Request:
Repeat exactly, and only, the lines from the line containing "What text is on this page?" through the last line of the records below, including both.

Provided records:
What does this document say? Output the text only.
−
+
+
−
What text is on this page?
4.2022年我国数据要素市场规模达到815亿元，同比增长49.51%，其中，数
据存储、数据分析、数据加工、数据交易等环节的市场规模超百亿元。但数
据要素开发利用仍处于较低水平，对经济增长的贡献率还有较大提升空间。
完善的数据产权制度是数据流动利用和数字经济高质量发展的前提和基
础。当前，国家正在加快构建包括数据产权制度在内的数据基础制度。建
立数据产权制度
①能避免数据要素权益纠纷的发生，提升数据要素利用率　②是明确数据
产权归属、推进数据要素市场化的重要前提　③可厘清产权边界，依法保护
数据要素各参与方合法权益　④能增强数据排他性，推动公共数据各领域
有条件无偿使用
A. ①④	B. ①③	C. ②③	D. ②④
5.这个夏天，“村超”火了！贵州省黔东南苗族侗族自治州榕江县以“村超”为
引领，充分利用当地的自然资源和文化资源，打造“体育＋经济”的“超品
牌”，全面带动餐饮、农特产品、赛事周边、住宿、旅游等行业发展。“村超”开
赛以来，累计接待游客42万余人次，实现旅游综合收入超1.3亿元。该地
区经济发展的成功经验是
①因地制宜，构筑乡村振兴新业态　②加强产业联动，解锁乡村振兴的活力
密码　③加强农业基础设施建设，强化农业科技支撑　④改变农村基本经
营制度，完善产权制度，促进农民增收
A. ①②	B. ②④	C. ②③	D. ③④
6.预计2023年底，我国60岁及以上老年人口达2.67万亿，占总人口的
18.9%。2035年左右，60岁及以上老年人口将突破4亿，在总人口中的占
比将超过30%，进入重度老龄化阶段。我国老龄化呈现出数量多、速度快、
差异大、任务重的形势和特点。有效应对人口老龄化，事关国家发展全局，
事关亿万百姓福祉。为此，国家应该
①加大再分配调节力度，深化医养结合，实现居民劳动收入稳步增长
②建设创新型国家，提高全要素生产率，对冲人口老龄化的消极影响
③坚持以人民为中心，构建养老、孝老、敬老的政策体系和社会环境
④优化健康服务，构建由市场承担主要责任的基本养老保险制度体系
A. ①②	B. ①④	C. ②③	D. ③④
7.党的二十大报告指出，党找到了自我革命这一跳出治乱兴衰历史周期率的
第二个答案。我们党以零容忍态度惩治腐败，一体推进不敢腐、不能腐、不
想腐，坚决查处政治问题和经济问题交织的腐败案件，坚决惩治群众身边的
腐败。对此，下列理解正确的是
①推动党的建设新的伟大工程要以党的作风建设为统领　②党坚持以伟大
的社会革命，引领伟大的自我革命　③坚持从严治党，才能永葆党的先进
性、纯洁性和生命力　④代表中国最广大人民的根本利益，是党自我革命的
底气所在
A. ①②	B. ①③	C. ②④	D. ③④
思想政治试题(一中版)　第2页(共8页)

Expected output:
What text is on this page?
4.2022年我国数据要素市场规模达到815亿元，同比增长49.51%，其中，数
据存储、数据分析、数据加工、数据交易等环节的市场规模超百亿元。但数
据要素开发利用仍处于较低水平，对经济增长的贡献率还有较大提升空间。
完善的数据产权制度是数据流动利用和数字经济高质量发展的前提和基
础。当前，国家正在加快构建包括数据产权制度在内的数据基础制度。建
立数据产权制度
①能避免数据要素权益纠纷的发生，提升数据要素利用率　②是明确数据
产权归属、推进数据要素市场化的重要前提　③可厘清产权边界，依法保护
数据要素各参与方合法权益　④能增强数据排他性，推动公共数据各领域
有条件无偿使用
A. ①④	B. ①③	C. ②③	D. ②④
5.这个夏天，“村超”火了！贵州省黔东南苗族侗族自治州榕江县以“村超”为
引领，充分利用当地的自然资源和文化资源，打造“体育＋经济”的“超品
牌”，全面带动餐饮、农特产品、赛事周边、住宿、旅游等行业发展。“村超”开
赛以来，累计接待游客42万余人次，实现旅游综合收入超1.3亿元。该地
区经济发展的成功经验是
①因地制宜，构筑乡村振兴新业态　②加强产业联动，解锁乡村振兴的活力
密码　③加强农业基础设施建设，强化农业科技支撑　④改变农村基本经
营制度，完善产权制度，促进农民增收
A. ①②	B. ②④	C. ②③	D. ③④
6.预计2023年底，我国60岁及以上老年人口达2.67万亿，占总人口的
18.9%。2035年左右，60岁及以上老年人口将突破4亿，在总人口中的占
比将超过30%，进入重度老龄化阶段。我国老龄化呈现出数量多、速度快、
差异大、任务重的形势和特点。有效应对人口老龄化，事关国家发展全局，
事关亿万百姓福祉。为此，国家应该
①加大再分配调节力度，深化医养结合，实现居民劳动收入稳步增长
②建设创新型国家，提高全要素生产率，对冲人口老龄化的消极影响
③坚持以人民为中心，构建养老、孝老、敬老的政策体系和社会环境
④优化健康服务，构建由市场承担主要责任的基本养老保险制度体系
A. ①②	B. ①④	C. ②③	D. ③④
7.党的二十大报告指出，党找到了自我革命这一跳出治乱兴衰历史周期率的
第二个答案。我们党以零容忍态度惩治腐败，一体推进不敢腐、不能腐、不
想腐，坚决查处政治问题和经济问题交织的腐败案件，坚决惩治群众身边的
腐败。对此，下列理解正确的是
①推动党的建设新的伟大工程要以党的作风建设为统领　②党坚持以伟大
的社会革命，引领伟大的自我革命　③坚持从严治党，才能永葆党的先进
性、纯洁性和生命力　④代表中国最广大人民的根本利益，是党自我革命的
底气所在
A. ①②	B. ①③	C. ②④	D. ③④
思想政治试题(一中版)　第2页(共8页)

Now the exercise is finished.